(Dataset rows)
-- BEGIN --

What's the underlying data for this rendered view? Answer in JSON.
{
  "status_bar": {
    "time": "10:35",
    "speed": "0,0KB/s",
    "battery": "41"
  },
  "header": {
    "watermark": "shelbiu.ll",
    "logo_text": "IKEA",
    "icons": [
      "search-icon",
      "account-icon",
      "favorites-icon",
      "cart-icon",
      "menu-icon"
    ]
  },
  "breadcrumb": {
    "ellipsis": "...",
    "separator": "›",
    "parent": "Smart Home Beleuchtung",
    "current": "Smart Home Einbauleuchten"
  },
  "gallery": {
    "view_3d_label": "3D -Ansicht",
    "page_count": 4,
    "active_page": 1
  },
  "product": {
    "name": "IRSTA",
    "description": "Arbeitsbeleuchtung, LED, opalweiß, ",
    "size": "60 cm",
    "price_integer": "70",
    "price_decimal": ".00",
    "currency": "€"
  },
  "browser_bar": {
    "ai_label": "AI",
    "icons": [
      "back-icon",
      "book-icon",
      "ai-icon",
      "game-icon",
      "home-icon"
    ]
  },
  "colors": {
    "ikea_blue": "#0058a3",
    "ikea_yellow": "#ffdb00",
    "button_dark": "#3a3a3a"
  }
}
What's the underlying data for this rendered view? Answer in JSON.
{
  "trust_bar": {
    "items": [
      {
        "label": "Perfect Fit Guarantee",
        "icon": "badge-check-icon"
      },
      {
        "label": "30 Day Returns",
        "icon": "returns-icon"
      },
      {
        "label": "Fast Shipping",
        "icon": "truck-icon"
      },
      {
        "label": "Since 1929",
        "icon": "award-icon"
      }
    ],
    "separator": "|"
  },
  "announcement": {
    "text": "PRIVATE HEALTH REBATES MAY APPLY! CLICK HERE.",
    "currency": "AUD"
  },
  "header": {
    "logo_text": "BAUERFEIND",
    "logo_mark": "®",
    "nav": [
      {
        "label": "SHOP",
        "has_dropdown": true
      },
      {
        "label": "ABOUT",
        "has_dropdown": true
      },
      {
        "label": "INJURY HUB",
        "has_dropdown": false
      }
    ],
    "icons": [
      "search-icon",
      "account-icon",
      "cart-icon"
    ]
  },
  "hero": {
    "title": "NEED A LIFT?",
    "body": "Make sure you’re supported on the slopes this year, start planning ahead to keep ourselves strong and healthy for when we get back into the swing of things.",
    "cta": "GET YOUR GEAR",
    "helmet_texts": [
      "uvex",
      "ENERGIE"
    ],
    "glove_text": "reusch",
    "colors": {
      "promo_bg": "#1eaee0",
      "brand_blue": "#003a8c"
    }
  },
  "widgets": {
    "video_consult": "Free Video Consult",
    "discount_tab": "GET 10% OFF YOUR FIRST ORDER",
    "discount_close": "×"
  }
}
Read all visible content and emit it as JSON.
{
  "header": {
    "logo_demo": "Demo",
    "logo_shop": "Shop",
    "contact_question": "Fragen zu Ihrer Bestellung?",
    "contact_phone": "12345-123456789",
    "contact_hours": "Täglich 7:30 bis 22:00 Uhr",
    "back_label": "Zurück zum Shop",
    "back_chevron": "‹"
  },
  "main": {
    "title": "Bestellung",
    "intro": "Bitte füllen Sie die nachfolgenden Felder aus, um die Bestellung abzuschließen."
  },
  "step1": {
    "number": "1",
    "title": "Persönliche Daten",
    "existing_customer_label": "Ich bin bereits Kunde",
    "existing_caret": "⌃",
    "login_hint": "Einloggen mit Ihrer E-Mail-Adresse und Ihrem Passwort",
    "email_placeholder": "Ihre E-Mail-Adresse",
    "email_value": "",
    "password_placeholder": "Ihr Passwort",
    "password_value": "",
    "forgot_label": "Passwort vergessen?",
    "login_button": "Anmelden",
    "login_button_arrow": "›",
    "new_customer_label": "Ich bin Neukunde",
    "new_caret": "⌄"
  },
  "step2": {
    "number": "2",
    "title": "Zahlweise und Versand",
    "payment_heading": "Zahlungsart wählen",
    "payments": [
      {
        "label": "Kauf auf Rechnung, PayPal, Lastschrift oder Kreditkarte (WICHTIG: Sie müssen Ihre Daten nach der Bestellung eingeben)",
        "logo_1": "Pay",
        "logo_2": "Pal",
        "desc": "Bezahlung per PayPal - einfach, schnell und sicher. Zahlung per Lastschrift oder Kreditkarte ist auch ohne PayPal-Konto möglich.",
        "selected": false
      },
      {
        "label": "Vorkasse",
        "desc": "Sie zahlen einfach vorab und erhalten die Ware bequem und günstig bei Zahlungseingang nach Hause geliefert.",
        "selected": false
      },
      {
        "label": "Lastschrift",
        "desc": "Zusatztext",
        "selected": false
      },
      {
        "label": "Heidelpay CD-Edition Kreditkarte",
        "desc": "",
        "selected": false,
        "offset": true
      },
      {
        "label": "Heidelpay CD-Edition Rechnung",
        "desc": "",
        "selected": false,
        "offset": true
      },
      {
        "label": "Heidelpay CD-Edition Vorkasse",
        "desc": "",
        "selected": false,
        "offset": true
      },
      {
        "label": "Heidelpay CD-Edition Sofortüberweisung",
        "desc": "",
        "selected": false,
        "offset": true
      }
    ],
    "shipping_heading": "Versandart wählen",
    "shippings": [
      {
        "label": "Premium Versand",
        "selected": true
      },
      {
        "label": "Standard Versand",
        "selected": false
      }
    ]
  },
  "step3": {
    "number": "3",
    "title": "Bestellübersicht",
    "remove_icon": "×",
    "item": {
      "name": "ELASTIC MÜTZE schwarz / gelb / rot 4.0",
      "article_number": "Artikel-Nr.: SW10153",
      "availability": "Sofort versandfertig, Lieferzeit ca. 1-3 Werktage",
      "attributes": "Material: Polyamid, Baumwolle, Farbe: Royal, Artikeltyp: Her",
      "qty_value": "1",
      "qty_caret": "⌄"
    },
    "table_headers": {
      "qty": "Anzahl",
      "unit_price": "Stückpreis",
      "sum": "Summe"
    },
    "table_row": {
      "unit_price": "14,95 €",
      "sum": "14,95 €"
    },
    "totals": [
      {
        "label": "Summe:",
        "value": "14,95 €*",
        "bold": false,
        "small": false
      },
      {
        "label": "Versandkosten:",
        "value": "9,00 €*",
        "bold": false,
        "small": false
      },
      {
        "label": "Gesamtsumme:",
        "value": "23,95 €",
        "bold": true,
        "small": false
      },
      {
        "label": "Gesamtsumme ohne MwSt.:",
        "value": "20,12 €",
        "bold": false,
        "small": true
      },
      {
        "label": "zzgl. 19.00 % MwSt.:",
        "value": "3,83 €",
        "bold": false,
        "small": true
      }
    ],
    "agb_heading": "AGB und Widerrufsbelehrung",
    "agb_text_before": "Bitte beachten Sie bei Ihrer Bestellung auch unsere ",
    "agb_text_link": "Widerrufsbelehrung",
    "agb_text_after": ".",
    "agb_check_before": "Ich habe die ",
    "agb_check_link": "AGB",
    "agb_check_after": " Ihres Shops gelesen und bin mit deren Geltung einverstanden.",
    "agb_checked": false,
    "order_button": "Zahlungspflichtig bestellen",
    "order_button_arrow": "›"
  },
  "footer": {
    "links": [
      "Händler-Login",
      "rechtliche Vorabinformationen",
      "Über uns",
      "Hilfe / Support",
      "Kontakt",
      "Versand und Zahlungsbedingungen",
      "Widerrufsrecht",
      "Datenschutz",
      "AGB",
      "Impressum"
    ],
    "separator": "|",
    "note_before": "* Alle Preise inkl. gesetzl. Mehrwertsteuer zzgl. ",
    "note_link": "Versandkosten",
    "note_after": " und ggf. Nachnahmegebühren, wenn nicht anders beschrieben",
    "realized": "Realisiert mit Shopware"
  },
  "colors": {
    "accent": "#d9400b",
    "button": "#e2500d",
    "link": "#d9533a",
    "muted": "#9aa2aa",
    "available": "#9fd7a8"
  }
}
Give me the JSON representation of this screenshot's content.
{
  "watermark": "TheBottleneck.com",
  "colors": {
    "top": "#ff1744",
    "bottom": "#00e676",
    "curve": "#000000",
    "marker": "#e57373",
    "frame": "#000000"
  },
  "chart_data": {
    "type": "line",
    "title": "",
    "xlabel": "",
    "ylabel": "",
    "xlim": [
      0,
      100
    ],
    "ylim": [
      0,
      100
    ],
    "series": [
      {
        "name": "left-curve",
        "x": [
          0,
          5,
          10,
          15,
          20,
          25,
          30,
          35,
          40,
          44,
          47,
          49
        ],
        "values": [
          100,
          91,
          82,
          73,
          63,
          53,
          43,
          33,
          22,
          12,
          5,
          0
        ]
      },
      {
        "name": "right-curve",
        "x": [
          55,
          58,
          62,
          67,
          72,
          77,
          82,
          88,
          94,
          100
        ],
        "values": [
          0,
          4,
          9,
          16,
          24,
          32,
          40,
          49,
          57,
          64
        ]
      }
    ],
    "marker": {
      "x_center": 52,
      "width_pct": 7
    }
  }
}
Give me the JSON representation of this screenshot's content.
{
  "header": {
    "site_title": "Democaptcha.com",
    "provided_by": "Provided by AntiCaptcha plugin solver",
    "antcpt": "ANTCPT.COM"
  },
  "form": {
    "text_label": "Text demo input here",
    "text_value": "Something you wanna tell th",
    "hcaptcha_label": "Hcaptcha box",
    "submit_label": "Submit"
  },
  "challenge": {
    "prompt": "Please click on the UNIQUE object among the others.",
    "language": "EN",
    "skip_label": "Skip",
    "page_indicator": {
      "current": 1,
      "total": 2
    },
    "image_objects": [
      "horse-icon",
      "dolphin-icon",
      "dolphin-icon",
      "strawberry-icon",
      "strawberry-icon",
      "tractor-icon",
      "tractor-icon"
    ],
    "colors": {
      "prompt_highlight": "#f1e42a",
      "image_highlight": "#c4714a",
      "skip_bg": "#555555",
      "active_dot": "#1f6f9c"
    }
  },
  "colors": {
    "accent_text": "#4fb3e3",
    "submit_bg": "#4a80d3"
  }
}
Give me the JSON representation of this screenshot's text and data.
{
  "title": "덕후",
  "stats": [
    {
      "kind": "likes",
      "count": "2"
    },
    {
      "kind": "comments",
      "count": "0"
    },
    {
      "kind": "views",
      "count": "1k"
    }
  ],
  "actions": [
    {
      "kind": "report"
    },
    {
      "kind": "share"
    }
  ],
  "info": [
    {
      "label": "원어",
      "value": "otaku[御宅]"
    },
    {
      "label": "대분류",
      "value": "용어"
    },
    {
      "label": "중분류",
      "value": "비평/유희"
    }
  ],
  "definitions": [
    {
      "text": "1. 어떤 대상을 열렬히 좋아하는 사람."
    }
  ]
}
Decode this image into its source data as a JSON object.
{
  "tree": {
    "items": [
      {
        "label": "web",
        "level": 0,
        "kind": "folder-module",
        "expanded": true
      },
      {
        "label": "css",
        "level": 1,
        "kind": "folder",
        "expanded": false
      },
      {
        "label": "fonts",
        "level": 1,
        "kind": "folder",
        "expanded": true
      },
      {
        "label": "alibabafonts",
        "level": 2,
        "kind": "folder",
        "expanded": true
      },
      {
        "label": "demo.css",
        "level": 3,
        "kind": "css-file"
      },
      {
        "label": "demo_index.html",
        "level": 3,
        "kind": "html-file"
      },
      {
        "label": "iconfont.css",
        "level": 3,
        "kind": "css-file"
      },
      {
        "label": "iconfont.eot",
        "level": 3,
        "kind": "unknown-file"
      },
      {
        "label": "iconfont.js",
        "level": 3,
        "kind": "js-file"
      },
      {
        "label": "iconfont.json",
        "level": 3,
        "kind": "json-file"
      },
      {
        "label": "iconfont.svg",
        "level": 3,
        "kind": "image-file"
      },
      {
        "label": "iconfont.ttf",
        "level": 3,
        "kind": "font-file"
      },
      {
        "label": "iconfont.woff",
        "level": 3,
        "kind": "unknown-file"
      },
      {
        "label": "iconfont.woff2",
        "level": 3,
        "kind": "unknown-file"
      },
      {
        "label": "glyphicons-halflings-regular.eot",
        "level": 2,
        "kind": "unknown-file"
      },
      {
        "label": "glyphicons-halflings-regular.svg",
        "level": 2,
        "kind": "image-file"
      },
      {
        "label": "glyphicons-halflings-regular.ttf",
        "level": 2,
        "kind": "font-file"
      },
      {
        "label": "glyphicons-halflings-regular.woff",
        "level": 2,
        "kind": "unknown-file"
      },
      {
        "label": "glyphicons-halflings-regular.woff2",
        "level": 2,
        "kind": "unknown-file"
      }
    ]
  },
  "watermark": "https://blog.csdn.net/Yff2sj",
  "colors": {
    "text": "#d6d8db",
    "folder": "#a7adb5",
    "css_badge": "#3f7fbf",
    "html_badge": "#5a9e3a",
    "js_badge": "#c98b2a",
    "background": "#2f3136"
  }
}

-- END --

Stated task: Show every line above in which the word "oder" occurs.

Reply to the exercise:
        "label": "Kauf auf Rechnung, PayPal, Lastschrift oder Kreditkarte (WICHTIG: Sie müssen Ihre Daten nach der Bestellung eingeben)",
        "desc": "Bezahlung per PayPal - einfach, schnell und sicher. Zahlung per Lastschrift oder Kreditkarte ist auch ohne PayPal-Konto möglich.",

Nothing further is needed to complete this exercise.